# START OF Data supplied
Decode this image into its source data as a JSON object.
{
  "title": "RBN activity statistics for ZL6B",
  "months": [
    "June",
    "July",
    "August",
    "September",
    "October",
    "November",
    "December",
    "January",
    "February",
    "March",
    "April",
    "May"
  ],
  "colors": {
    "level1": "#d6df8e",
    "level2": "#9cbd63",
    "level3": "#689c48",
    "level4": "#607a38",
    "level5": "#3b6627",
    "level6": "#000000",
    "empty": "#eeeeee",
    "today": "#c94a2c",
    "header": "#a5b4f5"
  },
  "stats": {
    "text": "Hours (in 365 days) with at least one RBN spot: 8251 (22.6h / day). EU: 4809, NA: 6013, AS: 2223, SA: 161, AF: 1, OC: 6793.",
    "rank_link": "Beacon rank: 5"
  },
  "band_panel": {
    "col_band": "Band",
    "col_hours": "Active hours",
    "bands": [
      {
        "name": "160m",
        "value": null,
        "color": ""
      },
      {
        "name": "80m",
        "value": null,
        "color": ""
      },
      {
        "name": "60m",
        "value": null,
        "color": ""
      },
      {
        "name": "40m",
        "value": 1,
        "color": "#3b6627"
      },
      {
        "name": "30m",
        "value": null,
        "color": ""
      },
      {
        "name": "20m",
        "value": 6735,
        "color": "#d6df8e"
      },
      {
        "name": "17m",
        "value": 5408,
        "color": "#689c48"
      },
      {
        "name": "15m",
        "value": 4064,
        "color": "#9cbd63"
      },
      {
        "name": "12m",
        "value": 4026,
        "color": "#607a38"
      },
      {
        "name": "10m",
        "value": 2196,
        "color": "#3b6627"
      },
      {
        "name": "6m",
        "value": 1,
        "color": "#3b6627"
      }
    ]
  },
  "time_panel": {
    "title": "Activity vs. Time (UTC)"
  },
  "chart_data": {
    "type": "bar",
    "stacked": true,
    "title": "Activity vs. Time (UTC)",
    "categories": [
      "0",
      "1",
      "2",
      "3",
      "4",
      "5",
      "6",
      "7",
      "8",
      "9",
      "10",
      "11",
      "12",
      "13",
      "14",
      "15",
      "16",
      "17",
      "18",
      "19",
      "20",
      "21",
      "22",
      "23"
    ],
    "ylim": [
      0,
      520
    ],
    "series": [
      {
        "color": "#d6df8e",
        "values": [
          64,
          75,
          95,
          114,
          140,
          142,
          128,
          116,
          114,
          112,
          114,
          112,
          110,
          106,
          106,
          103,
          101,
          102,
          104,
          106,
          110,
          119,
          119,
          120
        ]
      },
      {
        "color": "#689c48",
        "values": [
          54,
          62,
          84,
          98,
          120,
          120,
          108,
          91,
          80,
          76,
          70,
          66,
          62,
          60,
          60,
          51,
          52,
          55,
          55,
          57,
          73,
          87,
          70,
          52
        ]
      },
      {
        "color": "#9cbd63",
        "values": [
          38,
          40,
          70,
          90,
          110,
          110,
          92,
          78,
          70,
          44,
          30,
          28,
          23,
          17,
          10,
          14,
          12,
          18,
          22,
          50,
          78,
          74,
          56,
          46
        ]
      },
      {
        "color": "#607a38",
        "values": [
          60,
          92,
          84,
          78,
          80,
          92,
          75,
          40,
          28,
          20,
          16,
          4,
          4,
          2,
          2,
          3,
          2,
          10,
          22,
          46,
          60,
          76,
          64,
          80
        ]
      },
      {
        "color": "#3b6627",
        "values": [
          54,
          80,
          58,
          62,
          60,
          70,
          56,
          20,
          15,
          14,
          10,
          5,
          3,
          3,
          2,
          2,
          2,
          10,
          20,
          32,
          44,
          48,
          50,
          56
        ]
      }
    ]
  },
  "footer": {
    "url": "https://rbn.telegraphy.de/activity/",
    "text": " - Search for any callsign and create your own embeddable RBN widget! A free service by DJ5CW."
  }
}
# END OF Data supplied
Written request >>
Write the complete data out, exactly as above.

Task result >>
Decode this image into its source data as a JSON object.
{
  "title": "RBN activity statistics for ZL6B",
  "months": [
    "June",
    "July",
    "August",
    "September",
    "October",
    "November",
    "December",
    "January",
    "February",
    "March",
    "April",
    "May"
  ],
  "colors": {
    "level1": "#d6df8e",
    "level2": "#9cbd63",
    "level3": "#689c48",
    "level4": "#607a38",
    "level5": "#3b6627",
    "level6": "#000000",
    "empty": "#eeeeee",
    "today": "#c94a2c",
    "header": "#a5b4f5"
  },
  "stats": {
    "text": "Hours (in 365 days) with at least one RBN spot: 8251 (22.6h / day). EU: 4809, NA: 6013, AS: 2223, SA: 161, AF: 1, OC: 6793.",
    "rank_link": "Beacon rank: 5"
  },
  "band_panel": {
    "col_band": "Band",
    "col_hours": "Active hours",
    "bands": [
      {
        "name": "160m",
        "value": null,
        "color": ""
      },
      {
        "name": "80m",
        "value": null,
        "color": ""
      },
      {
        "name": "60m",
        "value": null,
        "color": ""
      },
      {
        "name": "40m",
        "value": 1,
        "color": "#3b6627"
      },
      {
        "name": "30m",
        "value": null,
        "color": ""
      },
      {
        "name": "20m",
        "value": 6735,
        "color": "#d6df8e"
      },
      {
        "name": "17m",
        "value": 5408,
        "color": "#689c48"
      },
      {
        "name": "15m",
        "value": 4064,
        "color": "#9cbd63"
      },
      {
        "name": "12m",
        "value": 4026,
        "color": "#607a38"
      },
      {
        "name": "10m",
        "value": 2196,
        "color": "#3b6627"
      },
      {
        "name": "6m",
        "value": 1,
        "color": "#3b6627"
      }
    ]
  },
  "time_panel": {
    "title": "Activity vs. Time (UTC)"
  },
  "chart_data": {
    "type": "bar",
    "stacked": true,
    "title": "Activity vs. Time (UTC)",
    "categories": [
      "0",
      "1",
      "2",
      "3",
      "4",
      "5",
      "6",
      "7",
      "8",
      "9",
      "10",
      "11",
      "12",
      "13",
      "14",
      "15",
      "16",
      "17",
      "18",
      "19",
      "20",
      "21",
      "22",
      "23"
    ],
    "ylim": [
      0,
      520
    ],
    "series": [
      {
        "color": "#d6df8e",
        "values": [
          64,
          75,
          95,
          114,
          140,
          142,
          128,
          116,
          114,
          112,
          114,
          112,
          110,
          106,
          106,
          103,
          101,
          102,
          104,
          106,
          110,
          119,
          119,
          120
        ]
      },
      {
        "color": "#689c48",
        "values": [
          54,
          62,
          84,
          98,
          120,
          120,
          108,
          91,
          80,
          76,
          70,
          66,
          62,
          60,
          60,
          51,
          52,
          55,
          55,
          57,
          73,
          87,
          70,
          52
        ]
      },
      {
        "color": "#9cbd63",
        "values": [
          38,
          40,
          70,
          90,
          110,
          110,
          92,
          78,
          70,
          44,
          30,
          28,
          23,
          17,
          10,
          14,
          12,
          18,
          22,
          50,
          78,
          74,
          56,
          46
        ]
      },
      {
        "color": "#607a38",
        "values": [
          60,
          92,
          84,
          78,
          80,
          92,
          75,
          40,
          28,
          20,
          16,
          4,
          4,
          2,
          2,
          3,
          2,
          10,
          22,
          46,
          60,
          76,
          64,
          80
        ]
      },
      {
        "color": "#3b6627",
        "values": [
          54,
          80,
          58,
          62,
          60,
          70,
          56,
          20,
          15,
          14,
          10,
          5,
          3,
          3,
          2,
          2,
          2,
          10,
          20,
          32,
          44,
          48,
          50,
          56
        ]
      }
    ]
  },
  "footer": {
    "url": "https://rbn.telegraphy.de/activity/",
    "text": " - Search for any callsign and create your own embeddable RBN widget! A free service by DJ5CW."
  }
}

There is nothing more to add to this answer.